-- BEGIN Data records --

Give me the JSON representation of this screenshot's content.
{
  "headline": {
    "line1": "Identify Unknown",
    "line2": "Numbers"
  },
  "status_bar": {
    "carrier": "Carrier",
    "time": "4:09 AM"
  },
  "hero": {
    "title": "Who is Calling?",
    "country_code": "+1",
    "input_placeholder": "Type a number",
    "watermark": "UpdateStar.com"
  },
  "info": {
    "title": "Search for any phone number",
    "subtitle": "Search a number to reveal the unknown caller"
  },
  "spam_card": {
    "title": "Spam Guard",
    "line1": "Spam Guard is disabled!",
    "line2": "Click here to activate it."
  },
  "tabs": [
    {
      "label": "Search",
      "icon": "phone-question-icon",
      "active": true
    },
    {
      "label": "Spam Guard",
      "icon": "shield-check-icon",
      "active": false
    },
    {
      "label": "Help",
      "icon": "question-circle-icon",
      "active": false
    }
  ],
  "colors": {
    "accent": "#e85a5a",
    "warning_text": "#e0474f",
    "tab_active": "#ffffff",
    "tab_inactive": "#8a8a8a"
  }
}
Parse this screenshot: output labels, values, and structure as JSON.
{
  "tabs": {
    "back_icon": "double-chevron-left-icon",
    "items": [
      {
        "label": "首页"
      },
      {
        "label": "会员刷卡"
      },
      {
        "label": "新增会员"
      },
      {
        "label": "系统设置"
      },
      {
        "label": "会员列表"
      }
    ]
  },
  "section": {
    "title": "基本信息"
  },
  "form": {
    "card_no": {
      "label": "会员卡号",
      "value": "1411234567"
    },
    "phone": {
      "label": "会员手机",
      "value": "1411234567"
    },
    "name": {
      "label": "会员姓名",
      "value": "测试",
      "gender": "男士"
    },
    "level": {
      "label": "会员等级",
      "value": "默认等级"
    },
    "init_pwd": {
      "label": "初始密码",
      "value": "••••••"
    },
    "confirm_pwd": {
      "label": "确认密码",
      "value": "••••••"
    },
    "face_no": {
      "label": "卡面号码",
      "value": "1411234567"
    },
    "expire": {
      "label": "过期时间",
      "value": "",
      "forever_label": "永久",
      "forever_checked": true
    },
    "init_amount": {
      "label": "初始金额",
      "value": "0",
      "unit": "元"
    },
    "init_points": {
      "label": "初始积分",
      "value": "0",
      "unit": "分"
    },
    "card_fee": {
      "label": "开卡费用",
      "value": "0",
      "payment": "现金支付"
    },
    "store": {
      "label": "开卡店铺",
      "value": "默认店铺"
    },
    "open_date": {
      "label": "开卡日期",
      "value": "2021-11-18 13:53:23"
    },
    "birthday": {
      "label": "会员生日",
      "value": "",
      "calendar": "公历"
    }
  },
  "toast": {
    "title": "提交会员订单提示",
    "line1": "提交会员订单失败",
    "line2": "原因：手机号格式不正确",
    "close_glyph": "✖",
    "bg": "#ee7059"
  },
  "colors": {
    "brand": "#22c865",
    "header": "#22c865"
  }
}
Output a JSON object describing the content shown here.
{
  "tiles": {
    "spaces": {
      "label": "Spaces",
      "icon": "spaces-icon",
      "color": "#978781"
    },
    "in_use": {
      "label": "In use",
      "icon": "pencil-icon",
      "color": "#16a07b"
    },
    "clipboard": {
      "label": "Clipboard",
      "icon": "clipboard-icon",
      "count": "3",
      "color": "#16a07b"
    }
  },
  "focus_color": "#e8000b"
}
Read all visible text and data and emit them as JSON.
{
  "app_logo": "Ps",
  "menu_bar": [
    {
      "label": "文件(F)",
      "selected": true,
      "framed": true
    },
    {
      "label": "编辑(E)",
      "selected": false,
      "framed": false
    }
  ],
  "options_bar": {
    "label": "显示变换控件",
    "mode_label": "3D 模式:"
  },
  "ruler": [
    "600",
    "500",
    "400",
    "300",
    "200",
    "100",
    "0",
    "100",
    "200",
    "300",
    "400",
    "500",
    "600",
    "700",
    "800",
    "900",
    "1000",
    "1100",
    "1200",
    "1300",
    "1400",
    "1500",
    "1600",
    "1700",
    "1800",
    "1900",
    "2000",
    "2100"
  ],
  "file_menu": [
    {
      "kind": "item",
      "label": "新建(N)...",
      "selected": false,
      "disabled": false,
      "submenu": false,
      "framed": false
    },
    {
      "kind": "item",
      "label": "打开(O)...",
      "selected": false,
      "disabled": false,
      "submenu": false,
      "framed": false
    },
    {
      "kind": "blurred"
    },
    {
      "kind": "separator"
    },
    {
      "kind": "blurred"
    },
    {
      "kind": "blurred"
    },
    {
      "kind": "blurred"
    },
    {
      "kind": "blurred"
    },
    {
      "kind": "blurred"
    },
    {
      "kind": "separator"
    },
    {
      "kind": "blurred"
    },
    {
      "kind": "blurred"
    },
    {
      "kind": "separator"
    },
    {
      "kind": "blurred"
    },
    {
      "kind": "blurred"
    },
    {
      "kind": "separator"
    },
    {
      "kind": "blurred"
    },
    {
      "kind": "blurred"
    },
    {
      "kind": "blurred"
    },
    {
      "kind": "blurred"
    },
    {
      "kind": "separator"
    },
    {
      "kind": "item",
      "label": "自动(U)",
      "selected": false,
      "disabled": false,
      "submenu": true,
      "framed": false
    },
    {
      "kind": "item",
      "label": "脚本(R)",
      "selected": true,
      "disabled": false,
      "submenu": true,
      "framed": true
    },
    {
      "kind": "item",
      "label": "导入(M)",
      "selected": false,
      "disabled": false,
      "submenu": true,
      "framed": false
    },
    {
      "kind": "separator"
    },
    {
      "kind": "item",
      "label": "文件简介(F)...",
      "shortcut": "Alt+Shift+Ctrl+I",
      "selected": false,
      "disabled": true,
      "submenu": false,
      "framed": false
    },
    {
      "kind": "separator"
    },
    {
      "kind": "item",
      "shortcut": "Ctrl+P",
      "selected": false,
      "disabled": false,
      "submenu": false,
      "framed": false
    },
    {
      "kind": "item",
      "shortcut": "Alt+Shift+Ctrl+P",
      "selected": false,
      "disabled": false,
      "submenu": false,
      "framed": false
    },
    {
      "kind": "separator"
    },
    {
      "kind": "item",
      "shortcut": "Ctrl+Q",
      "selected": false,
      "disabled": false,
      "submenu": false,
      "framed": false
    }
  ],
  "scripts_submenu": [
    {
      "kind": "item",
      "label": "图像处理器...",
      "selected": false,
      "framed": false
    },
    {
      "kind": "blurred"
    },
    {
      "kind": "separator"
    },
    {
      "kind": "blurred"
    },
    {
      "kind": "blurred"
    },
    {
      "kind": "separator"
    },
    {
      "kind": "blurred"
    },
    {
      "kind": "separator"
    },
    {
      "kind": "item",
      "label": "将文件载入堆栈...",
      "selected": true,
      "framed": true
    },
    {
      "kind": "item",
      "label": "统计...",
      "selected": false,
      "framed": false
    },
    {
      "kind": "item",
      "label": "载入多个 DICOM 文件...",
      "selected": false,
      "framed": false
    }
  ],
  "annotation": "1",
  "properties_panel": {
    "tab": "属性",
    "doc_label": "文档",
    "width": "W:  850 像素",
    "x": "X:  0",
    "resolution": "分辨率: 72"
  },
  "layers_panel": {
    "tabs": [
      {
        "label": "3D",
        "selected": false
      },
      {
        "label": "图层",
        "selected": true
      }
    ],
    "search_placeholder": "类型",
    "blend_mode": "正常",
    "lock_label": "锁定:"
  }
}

-- END Data records --

[Stated goal]: Repeat all the entries word for word.

[The completed task]:
Give me the JSON representation of this screenshot's content.
{
  "headline": {
    "line1": "Identify Unknown",
    "line2": "Numbers"
  },
  "status_bar": {
    "carrier": "Carrier",
    "time": "4:09 AM"
  },
  "hero": {
    "title": "Who is Calling?",
    "country_code": "+1",
    "input_placeholder": "Type a number",
    "watermark": "UpdateStar.com"
  },
  "info": {
    "title": "Search for any phone number",
    "subtitle": "Search a number to reveal the unknown caller"
  },
  "spam_card": {
    "title": "Spam Guard",
    "line1": "Spam Guard is disabled!",
    "line2": "Click here to activate it."
  },
  "tabs": [
    {
      "label": "Search",
      "icon": "phone-question-icon",
      "active": true
    },
    {
      "label": "Spam Guard",
      "icon": "shield-check-icon",
      "active": false
    },
    {
      "label": "Help",
      "icon": "question-circle-icon",
      "active": false
    }
  ],
  "colors": {
    "accent": "#e85a5a",
    "warning_text": "#e0474f",
    "tab_active": "#ffffff",
    "tab_inactive": "#8a8a8a"
  }
}
Parse this screenshot: output labels, values, and structure as JSON.
{
  "tabs": {
    "back_icon": "double-chevron-left-icon",
    "items": [
      {
        "label": "首页"
      },
      {
        "label": "会员刷卡"
      },
      {
        "label": "新增会员"
      },
      {
        "label": "系统设置"
      },
      {
        "label": "会员列表"
      }
    ]
  },
  "section": {
    "title": "基本信息"
  },
  "form": {
    "card_no": {
      "label": "会员卡号",
      "value": "1411234567"
    },
    "phone": {
      "label": "会员手机",
      "value": "1411234567"
    },
    "name": {
      "label": "会员姓名",
      "value": "测试",
      "gender": "男士"
    },
    "level": {
      "label": "会员等级",
      "value": "默认等级"
    },
    "init_pwd": {
      "label": "初始密码",
      "value": "••••••"
    },
    "confirm_pwd": {
      "label": "确认密码",
      "value": "••••••"
    },
    "face_no": {
      "label": "卡面号码",
      "value": "1411234567"
    },
    "expire": {
      "label": "过期时间",
      "value": "",
      "forever_label": "永久",
      "forever_checked": true
    },
    "init_amount": {
      "label": "初始金额",
      "value": "0",
      "unit": "元"
    },
    "init_points": {
      "label": "初始积分",
      "value": "0",
      "unit": "分"
    },
    "card_fee": {
      "label": "开卡费用",
      "value": "0",
      "payment": "现金支付"
    },
    "store": {
      "label": "开卡店铺",
      "value": "默认店铺"
    },
    "open_date": {
      "label": "开卡日期",
      "value": "2021-11-18 13:53:23"
    },
    "birthday": {
      "label": "会员生日",
      "value": "",
      "calendar": "公历"
    }
  },
  "toast": {
    "title": "提交会员订单提示",
    "line1": "提交会员订单失败",
    "line2": "原因：手机号格式不正确",
    "close_glyph": "✖",
    "bg": "#ee7059"
  },
  "colors": {
    "brand": "#22c865",
    "header": "#22c865"
  }
}
Output a JSON object describing the content shown here.
{
  "tiles": {
    "spaces": {
      "label": "Spaces",
      "icon": "spaces-icon",
      "color": "#978781"
    },
    "in_use": {
      "label": "In use",
      "icon": "pencil-icon",
      "color": "#16a07b"
    },
    "clipboard": {
      "label": "Clipboard",
      "icon": "clipboard-icon",
      "count": "3",
      "color": "#16a07b"
    }
  },
  "focus_color": "#e8000b"
}
Read all visible text and data and emit them as JSON.
{
  "app_logo": "Ps",
  "menu_bar": [
    {
      "label": "文件(F)",
      "selected": true,
      "framed": true
    },
    {
      "label": "编辑(E)",
      "selected": false,
      "framed": false
    }
  ],
  "options_bar": {
    "label": "显示变换控件",
    "mode_label": "3D 模式:"
  },
  "ruler": [
    "600",
    "500",
    "400",
    "300",
    "200",
    "100",
    "0",
    "100",
    "200",
    "300",
    "400",
    "500",
    "600",
    "700",
    "800",
    "900",
    "1000",
    "1100",
    "1200",
    "1300",
    "1400",
    "1500",
    "1600",
    "1700",
    "1800",
    "1900",
    "2000",
    "2100"
  ],
  "file_menu": [
    {
      "kind": "item",
      "label": "新建(N)...",
      "selected": false,
      "disabled": false,
      "submenu": false,
      "framed": false
    },
    {
      "kind": "item",
      "label": "打开(O)...",
      "selected": false,
      "disabled": false,
      "submenu": false,
      "framed": false
    },
    {
      "kind": "blurred"
    },
    {
      "kind": "separator"
    },
    {
      "kind": "blurred"
    },
    {
      "kind": "blurred"
    },
    {
      "kind": "blurred"
    },
    {
      "kind": "blurred"
    },
    {
      "kind": "blurred"
    },
    {
      "kind": "separator"
    },
    {
      "kind": "blurred"
    },
    {
      "kind": "blurred"
    },
    {
      "kind": "separator"
    },
    {
      "kind": "blurred"
    },
    {
      "kind": "blurred"
    },
    {
      "kind": "separator"
    },
    {
      "kind": "blurred"
    },
    {
      "kind": "blurred"
    },
    {
      "kind": "blurred"
    },
    {
      "kind": "blurred"
    },
    {
      "kind": "separator"
    },
    {
      "kind": "item",
      "label": "自动(U)",
      "selected": false,
      "disabled": false,
      "submenu": true,
      "framed": false
    },
    {
      "kind": "item",
      "label": "脚本(R)",
      "selected": true,
      "disabled": false,
      "submenu": true,
      "framed": true
    },
    {
      "kind": "item",
      "label": "导入(M)",
      "selected": false,
      "disabled": false,
      "submenu": true,
      "framed": false
    },
    {
      "kind": "separator"
    },
    {
      "kind": "item",
      "label": "文件简介(F)...",
      "shortcut": "Alt+Shift+Ctrl+I",
      "selected": false,
      "disabled": true,
      "submenu": false,
      "framed": false
    },
    {
      "kind": "separator"
    },
    {
      "kind": "item",
      "shortcut": "Ctrl+P",
      "selected": false,
      "disabled": false,
      "submenu": false,
      "framed": false
    },
    {
      "kind": "item",
      "shortcut": "Alt+Shift+Ctrl+P",
      "selected": false,
      "disabled": false,
      "submenu": false,
      "framed": false
    },
    {
      "kind": "separator"
    },
    {
      "kind": "item",
      "shortcut": "Ctrl+Q",
      "selected": false,
      "disabled": false,
      "submenu": false,
      "framed": false
    }
  ],
  "scripts_submenu": [
    {
      "kind": "item",
      "label": "图像处理器...",
      "selected": false,
      "framed": false
    },
    {
      "kind": "blurred"
    },
    {
      "kind": "separator"
    },
    {
      "kind": "blurred"
    },
    {
      "kind": "blurred"
    },
    {
      "kind": "separator"
    },
    {
      "kind": "blurred"
    },
    {
      "kind": "separator"
    },
    {
      "kind": "item",
      "label": "将文件载入堆栈...",
      "selected": true,
      "framed": true
    },
    {
      "kind": "item",
      "label": "统计...",
      "selected": false,
      "framed": false
    },
    {
      "kind": "item",
      "label": "载入多个 DICOM 文件...",
      "selected": false,
      "framed": false
    }
  ],
  "annotation": "1",
  "properties_panel": {
    "tab": "属性",
    "doc_label": "文档",
    "width": "W:  850 像素",
    "x": "X:  0",
    "resolution": "分辨率: 72"
  },
  "layers_panel": {
    "tabs": [
      {
        "label": "3D",
        "selected": false
      },
      {
        "label": "图层",
        "selected": true
      }
    ],
    "search_placeholder": "类型",
    "blend_mode": "正常",
    "lock_label": "锁定:"
  }
}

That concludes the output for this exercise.